> EXTRACTED ENTRIES:

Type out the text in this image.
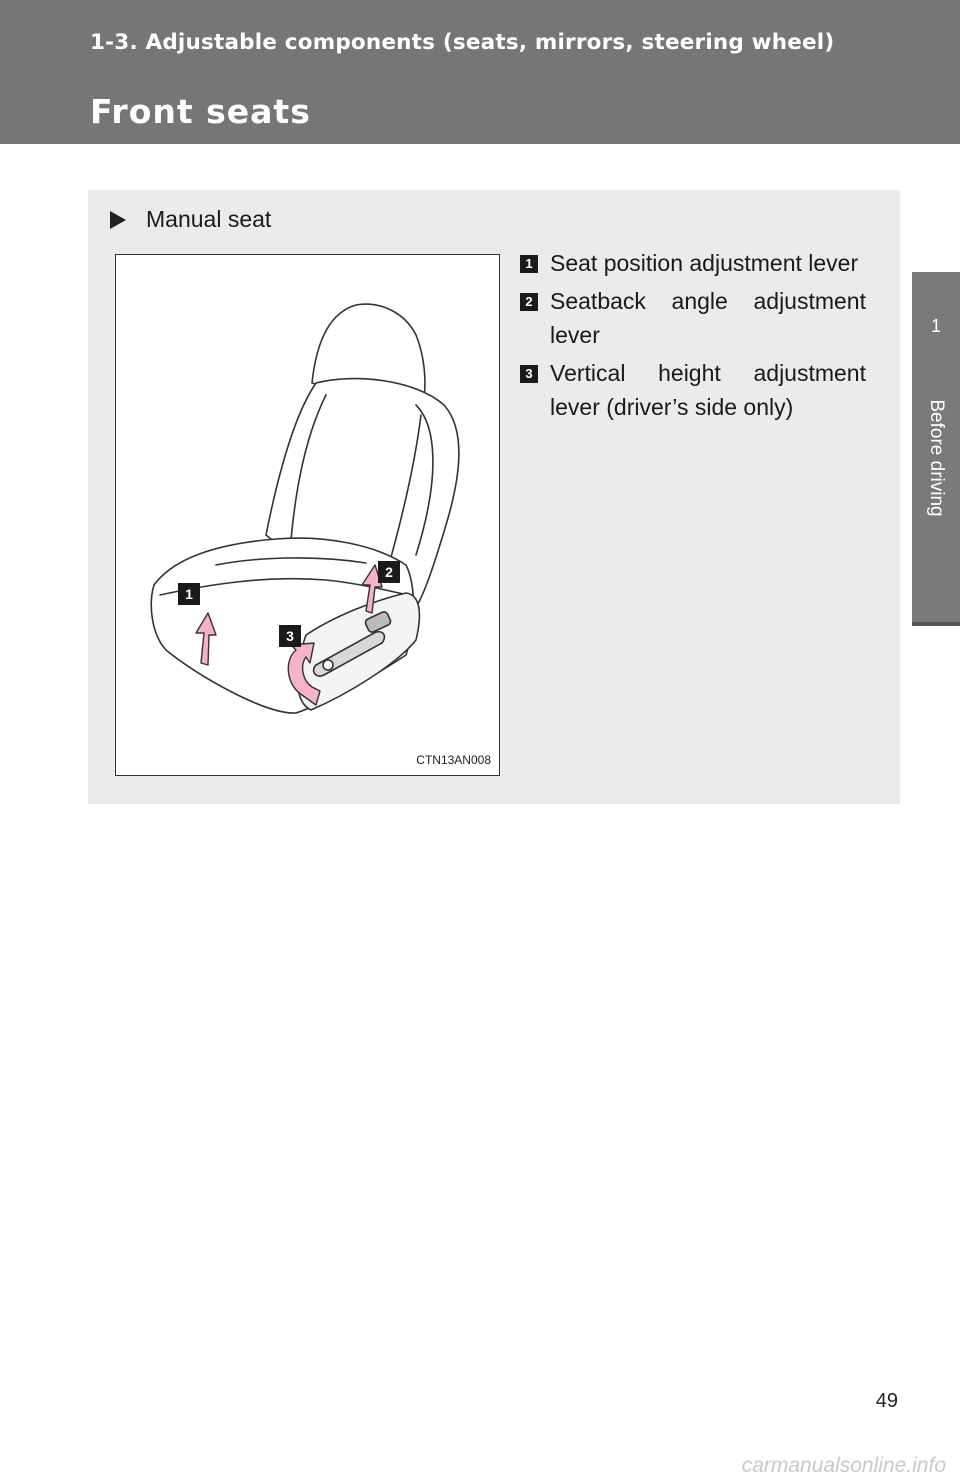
1-3. Adjustable components (seats, mirrors, steering wheel)
Front seats
1
Before driving
Manual seat
1
3
2
CTN13AN008
1 Seat position adjustment lever
2 Seatback angle adjustment lever
3 Vertical height adjustment lever (driver’s side only)
49
carmanualsonline.info
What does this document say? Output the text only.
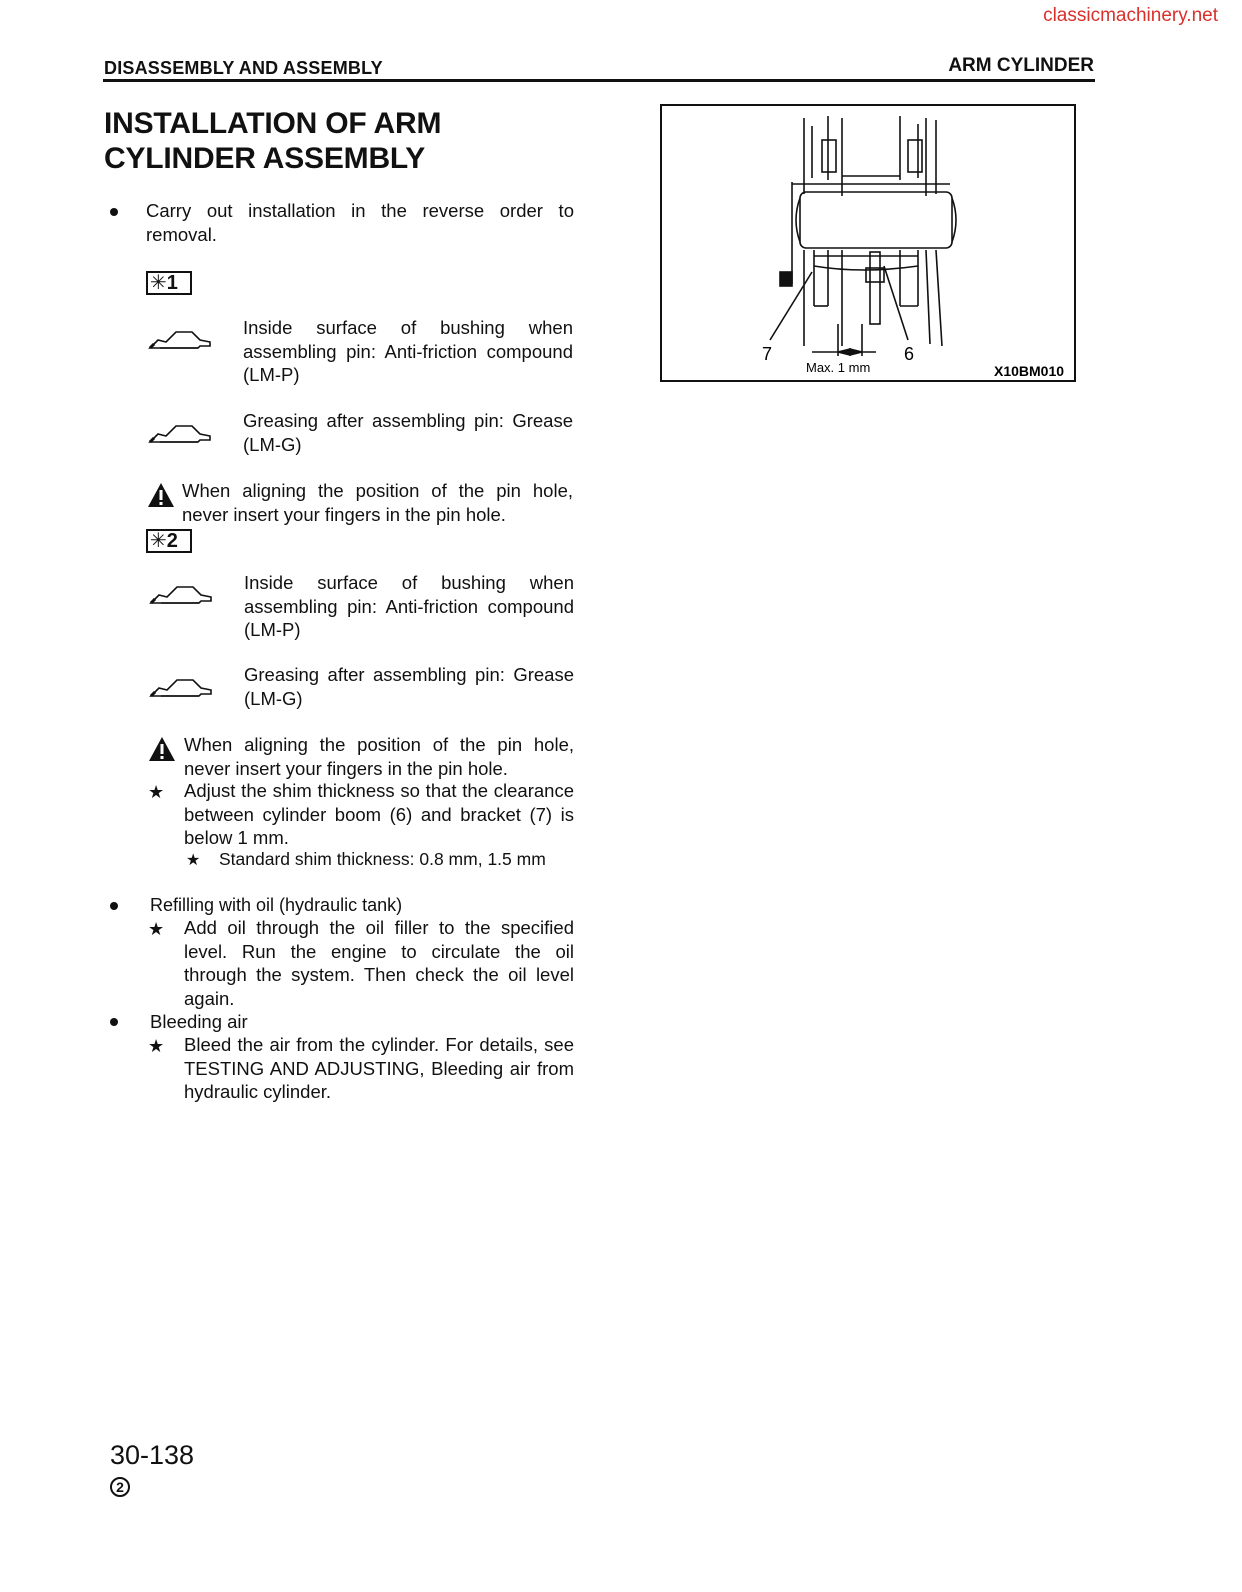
classicmachinery.net
DISASSEMBLY AND ASSEMBLY	ARM CYLINDER
INSTALLATION OF ARM
CYLINDER ASSEMBLY
Carry out installation in the reverse order to removal.
✳1
Inside surface of bushing when assembling pin: Anti-friction compound (LM-P)
Greasing after assembling pin: Grease (LM-G)
When aligning the position of the pin hole, never insert your fingers in the pin hole.
✳2
Inside surface of bushing when assembling pin: Anti-friction compound (LM-P)
Greasing after assembling pin: Grease (LM-G)
When aligning the position of the pin hole, never insert your fingers in the pin hole.
★ Adjust the shim thickness so that the clearance between cylinder boom (6) and bracket (7) is below 1 mm.
★ Standard shim thickness: 0.8 mm, 1.5 mm
Refilling with oil (hydraulic tank)
★ Add oil through the oil filler to the specified level. Run the engine to circulate the oil through the system. Then check the oil level again.
Bleeding air
★ Bleed the air from the cylinder. For details, see TESTING AND ADJUSTING, Bleeding air from hydraulic cylinder.
7	6
Max. 1 mm	X10BM010
30-138
2
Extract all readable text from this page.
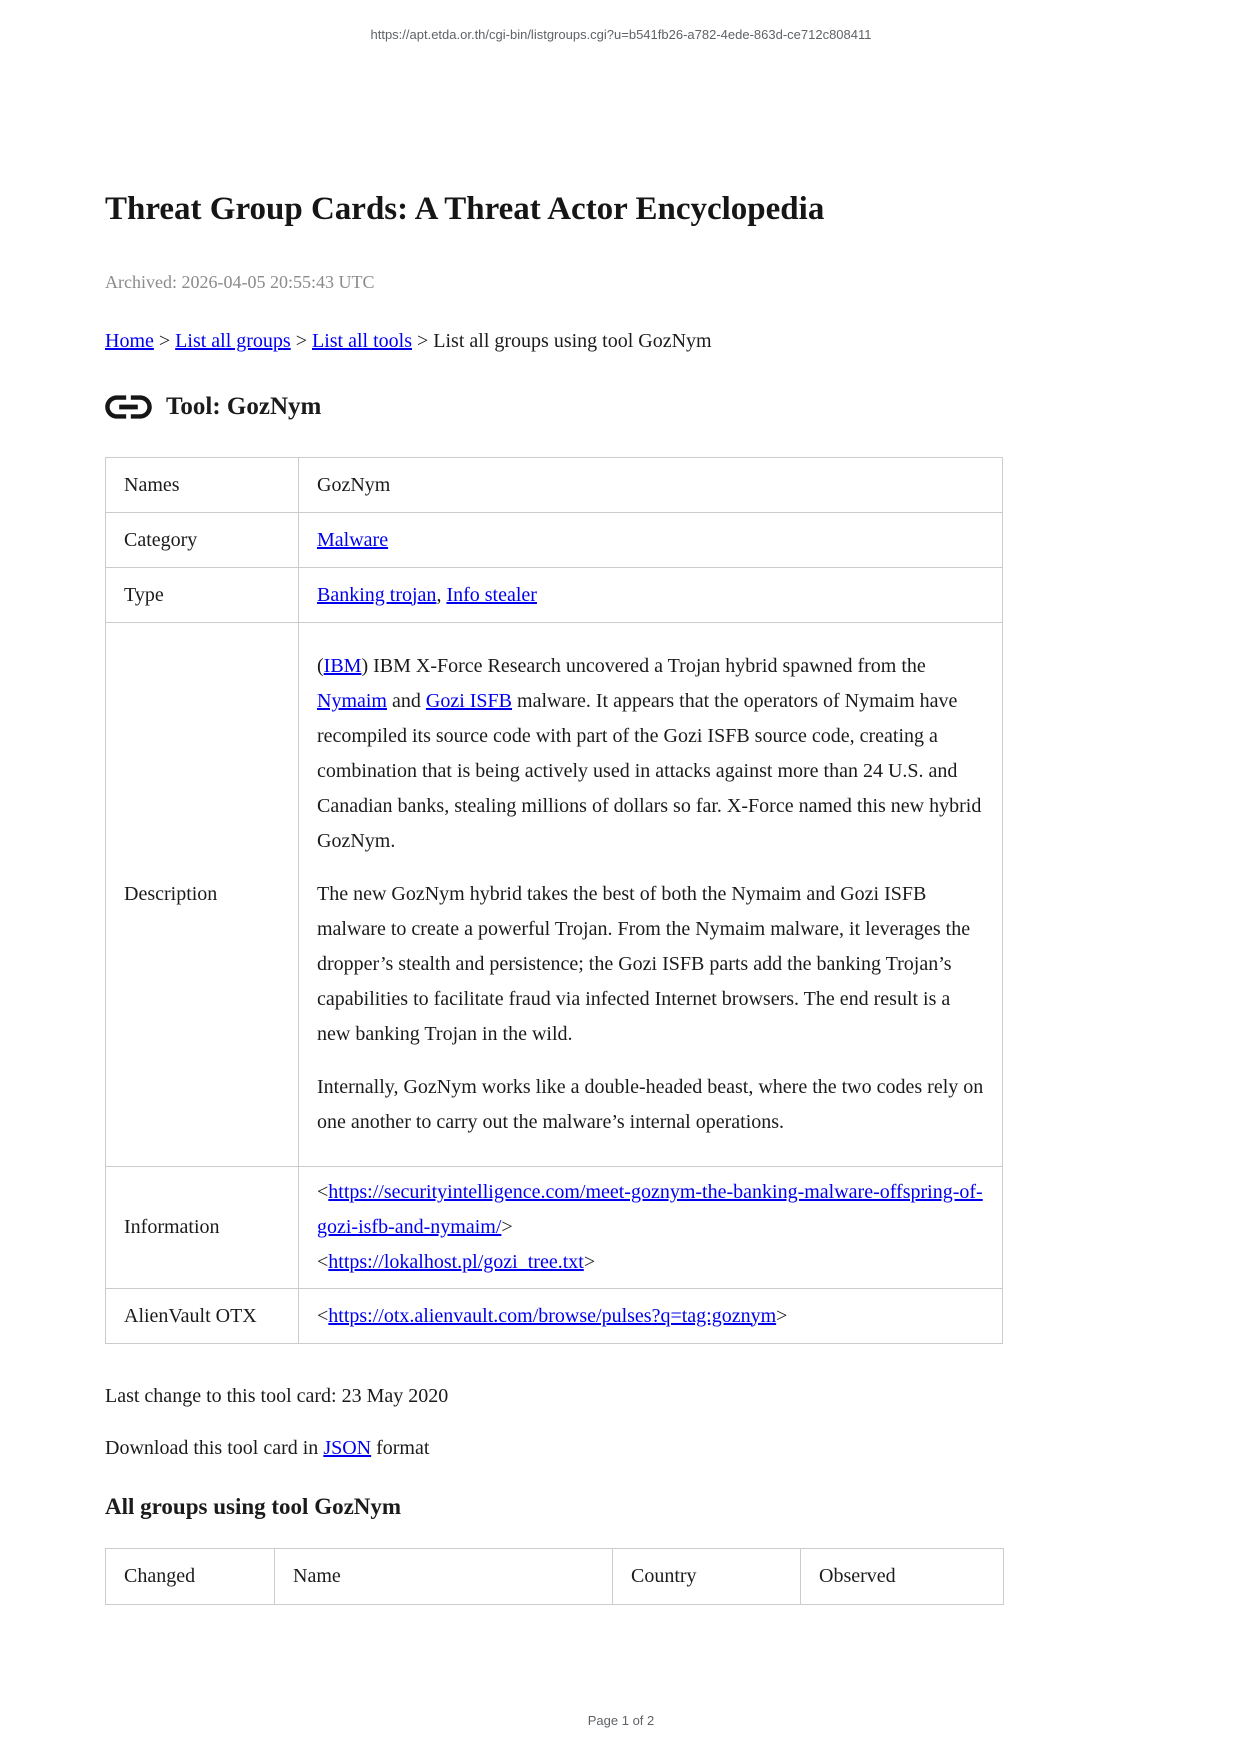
https://apt.etda.or.th/cgi-bin/listgroups.cgi?u=b541fb26-a782-4ede-863d-ce712c808411
Threat Group Cards: A Threat Actor Encyclopedia
Archived: 2026-04-05 20:55:43 UTC
Home > List all groups > List all tools > List all groups using tool GozNym
Tool: GozNym
Names	GozNym
Category	Malware
Type	Banking trojan, Info stealer
Description	(IBM) IBM X-Force Research uncovered a Trojan hybrid spawned from the Nymaim and Gozi ISFB malware. It appears that the operators of Nymaim have recompiled its source code with part of the Gozi ISFB source code, creating a combination that is being actively used in attacks against more than 24 U.S. and Canadian banks, stealing millions of dollars so far. X-Force named this new hybrid GozNym.

The new GozNym hybrid takes the best of both the Nymaim and Gozi ISFB malware to create a powerful Trojan. From the Nymaim malware, it leverages the dropper’s stealth and persistence; the Gozi ISFB parts add the banking Trojan’s capabilities to facilitate fraud via infected Internet browsers. The end result is a new banking Trojan in the wild.

Internally, GozNym works like a double-headed beast, where the two codes rely on one another to carry out the malware’s internal operations.

Information	<https://securityintelligence.com/meet-goznym-the-banking-malware-offspring-of-gozi-isfb-and-nymaim/>
<https://lokalhost.pl/gozi_tree.txt>

AlienVault OTX	<https://otx.alienvault.com/browse/pulses?q=tag:goznym>
Last change to this tool card: 23 May 2020
Download this tool card in JSON format
All groups using tool GozNym
Changed	Name	Country	Observed
Page 1 of 2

> SET EXERCISE: Look through the listing above. Pick out each line with "hydraulic" and copy it.

> RESULT BELOW:
Refilling with oil (hydraulic tank)
★ Bleed the air from the cylinder. For details, see TESTING AND ADJUSTING, Bleeding air from hydraulic cylinder.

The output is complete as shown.